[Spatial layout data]
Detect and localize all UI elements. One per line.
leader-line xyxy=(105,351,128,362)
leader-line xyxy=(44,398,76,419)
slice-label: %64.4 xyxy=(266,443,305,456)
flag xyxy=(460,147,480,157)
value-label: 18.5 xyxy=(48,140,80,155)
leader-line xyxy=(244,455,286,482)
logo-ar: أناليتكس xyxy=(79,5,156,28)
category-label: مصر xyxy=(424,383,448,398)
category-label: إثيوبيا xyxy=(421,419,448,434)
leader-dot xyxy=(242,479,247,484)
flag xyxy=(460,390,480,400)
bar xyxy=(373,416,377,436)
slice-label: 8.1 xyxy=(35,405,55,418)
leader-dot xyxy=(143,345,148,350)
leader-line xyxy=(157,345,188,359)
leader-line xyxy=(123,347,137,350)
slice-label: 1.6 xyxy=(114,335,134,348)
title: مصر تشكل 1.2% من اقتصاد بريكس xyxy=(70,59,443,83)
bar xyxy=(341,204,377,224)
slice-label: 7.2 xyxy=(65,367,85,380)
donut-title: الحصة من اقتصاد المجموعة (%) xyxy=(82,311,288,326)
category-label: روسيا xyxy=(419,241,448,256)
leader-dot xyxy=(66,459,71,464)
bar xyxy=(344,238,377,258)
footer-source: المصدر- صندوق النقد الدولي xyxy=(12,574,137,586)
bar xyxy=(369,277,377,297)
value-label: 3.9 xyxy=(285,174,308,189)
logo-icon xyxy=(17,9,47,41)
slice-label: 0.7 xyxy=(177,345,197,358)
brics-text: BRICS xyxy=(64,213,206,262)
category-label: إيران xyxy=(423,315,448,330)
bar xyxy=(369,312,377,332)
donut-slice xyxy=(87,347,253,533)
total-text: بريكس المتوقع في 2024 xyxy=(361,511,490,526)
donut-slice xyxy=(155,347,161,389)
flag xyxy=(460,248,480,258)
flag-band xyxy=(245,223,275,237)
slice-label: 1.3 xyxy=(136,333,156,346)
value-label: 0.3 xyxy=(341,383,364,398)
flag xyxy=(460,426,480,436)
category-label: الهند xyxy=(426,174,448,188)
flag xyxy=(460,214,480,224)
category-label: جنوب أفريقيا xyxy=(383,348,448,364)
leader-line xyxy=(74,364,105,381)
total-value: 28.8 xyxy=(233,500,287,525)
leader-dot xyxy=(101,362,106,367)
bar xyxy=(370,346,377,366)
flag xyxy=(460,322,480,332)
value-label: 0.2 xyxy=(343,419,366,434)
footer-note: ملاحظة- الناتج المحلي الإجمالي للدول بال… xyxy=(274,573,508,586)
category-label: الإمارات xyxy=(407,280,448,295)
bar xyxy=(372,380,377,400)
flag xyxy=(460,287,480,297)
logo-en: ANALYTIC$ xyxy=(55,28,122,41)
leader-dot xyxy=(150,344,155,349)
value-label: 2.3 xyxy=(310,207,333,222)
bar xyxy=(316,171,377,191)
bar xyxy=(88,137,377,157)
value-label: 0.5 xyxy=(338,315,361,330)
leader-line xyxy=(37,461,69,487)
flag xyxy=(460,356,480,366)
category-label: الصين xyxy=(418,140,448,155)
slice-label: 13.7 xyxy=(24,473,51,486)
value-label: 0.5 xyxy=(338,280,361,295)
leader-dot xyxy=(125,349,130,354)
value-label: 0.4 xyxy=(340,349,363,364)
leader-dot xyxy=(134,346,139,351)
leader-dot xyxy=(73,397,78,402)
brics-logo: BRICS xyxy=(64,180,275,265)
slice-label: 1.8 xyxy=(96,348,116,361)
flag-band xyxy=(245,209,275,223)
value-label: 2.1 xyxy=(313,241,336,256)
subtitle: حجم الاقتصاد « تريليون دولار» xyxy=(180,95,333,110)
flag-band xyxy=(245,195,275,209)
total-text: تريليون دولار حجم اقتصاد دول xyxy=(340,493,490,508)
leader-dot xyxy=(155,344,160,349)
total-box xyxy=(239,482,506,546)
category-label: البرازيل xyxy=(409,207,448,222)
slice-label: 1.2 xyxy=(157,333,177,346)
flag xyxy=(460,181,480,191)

### Written problem
Change "leader-line" to "connector-line" in the items from the start of the records through the one containing "slice-label: 8.1 xyxy=(35,405,55,418)", and give those items again with nothing else altered.

### The completed task
Detect and localize all UI elements. One per line.
connector-line xyxy=(105,351,128,362)
connector-line xyxy=(44,398,76,419)
slice-label: %64.4 xyxy=(266,443,305,456)
flag xyxy=(460,147,480,157)
value-label: 18.5 xyxy=(48,140,80,155)
connector-line xyxy=(244,455,286,482)
logo-ar: أناليتكس xyxy=(79,5,156,28)
category-label: مصر xyxy=(424,383,448,398)
category-label: إثيوبيا xyxy=(421,419,448,434)
leader-dot xyxy=(242,479,247,484)
flag xyxy=(460,390,480,400)
bar xyxy=(373,416,377,436)
slice-label: 8.1 xyxy=(35,405,55,418)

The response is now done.